*Task material*
[Start]
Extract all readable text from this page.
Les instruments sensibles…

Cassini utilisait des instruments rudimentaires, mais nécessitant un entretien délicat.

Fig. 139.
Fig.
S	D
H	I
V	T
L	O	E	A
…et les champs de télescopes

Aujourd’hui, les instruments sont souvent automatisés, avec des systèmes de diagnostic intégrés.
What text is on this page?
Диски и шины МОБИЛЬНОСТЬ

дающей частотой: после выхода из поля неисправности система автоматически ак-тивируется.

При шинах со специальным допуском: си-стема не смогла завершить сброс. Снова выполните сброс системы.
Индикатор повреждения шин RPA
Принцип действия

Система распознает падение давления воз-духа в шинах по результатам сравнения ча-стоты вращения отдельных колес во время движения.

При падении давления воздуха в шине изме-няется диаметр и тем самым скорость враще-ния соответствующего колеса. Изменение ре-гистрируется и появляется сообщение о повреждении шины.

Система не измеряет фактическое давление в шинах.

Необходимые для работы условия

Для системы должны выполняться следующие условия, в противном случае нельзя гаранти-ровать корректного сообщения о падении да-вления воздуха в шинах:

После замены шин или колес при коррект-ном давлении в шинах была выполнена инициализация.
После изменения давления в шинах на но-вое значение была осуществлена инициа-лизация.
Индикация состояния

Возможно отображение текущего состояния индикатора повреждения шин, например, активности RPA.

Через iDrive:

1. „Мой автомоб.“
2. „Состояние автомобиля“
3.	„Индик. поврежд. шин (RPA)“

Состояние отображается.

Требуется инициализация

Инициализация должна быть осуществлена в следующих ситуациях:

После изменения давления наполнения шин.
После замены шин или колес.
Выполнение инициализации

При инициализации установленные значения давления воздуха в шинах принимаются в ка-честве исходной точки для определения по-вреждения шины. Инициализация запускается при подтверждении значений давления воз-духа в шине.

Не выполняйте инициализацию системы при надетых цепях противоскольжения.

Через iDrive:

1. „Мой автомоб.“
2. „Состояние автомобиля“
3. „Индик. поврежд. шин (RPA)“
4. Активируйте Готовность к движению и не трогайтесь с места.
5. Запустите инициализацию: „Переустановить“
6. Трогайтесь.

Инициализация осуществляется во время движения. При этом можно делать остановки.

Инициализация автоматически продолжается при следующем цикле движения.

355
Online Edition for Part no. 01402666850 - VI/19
[End]
*Set problem*
Above are some records. Print them all exactly.

*Finished task*
Extract all readable text from this page.
Les instruments sensibles…

Cassini utilisait des instruments rudimentaires, mais nécessitant un entretien délicat.

Fig. 139.
Fig.
S	D
H	I
V	T
L	O	E	A
…et les champs de télescopes

Aujourd’hui, les instruments sont souvent automatisés, avec des systèmes de diagnostic intégrés.
What text is on this page?
Диски и шины МОБИЛЬНОСТЬ

дающей частотой: после выхода из поля неисправности система автоматически ак-тивируется.

При шинах со специальным допуском: си-стема не смогла завершить сброс. Снова выполните сброс системы.
Индикатор повреждения шин RPA
Принцип действия

Система распознает падение давления воз-духа в шинах по результатам сравнения ча-стоты вращения отдельных колес во время движения.

При падении давления воздуха в шине изме-няется диаметр и тем самым скорость враще-ния соответствующего колеса. Изменение ре-гистрируется и появляется сообщение о повреждении шины.

Система не измеряет фактическое давление в шинах.

Необходимые для работы условия

Для системы должны выполняться следующие условия, в противном случае нельзя гаранти-ровать корректного сообщения о падении да-вления воздуха в шинах:

После замены шин или колес при коррект-ном давлении в шинах была выполнена инициализация.
После изменения давления в шинах на но-вое значение была осуществлена инициа-лизация.
Индикация состояния

Возможно отображение текущего состояния индикатора повреждения шин, например, активности RPA.

Через iDrive:

1. „Мой автомоб.“
2. „Состояние автомобиля“
3.	„Индик. поврежд. шин (RPA)“

Состояние отображается.

Требуется инициализация

Инициализация должна быть осуществлена в следующих ситуациях:

После изменения давления наполнения шин.
После замены шин или колес.
Выполнение инициализации

При инициализации установленные значения давления воздуха в шинах принимаются в ка-честве исходной точки для определения по-вреждения шины. Инициализация запускается при подтверждении значений давления воз-духа в шине.

Не выполняйте инициализацию системы при надетых цепях противоскольжения.

Через iDrive:

1. „Мой автомоб.“
2. „Состояние автомобиля“
3. „Индик. поврежд. шин (RPA)“
4. Активируйте Готовность к движению и не трогайтесь с места.
5. Запустите инициализацию: „Переустановить“
6. Трогайтесь.

Инициализация осуществляется во время движения. При этом можно делать остановки.

Инициализация автоматически продолжается при следующем цикле движения.

355
Online Edition for Part no. 01402666850 - VI/19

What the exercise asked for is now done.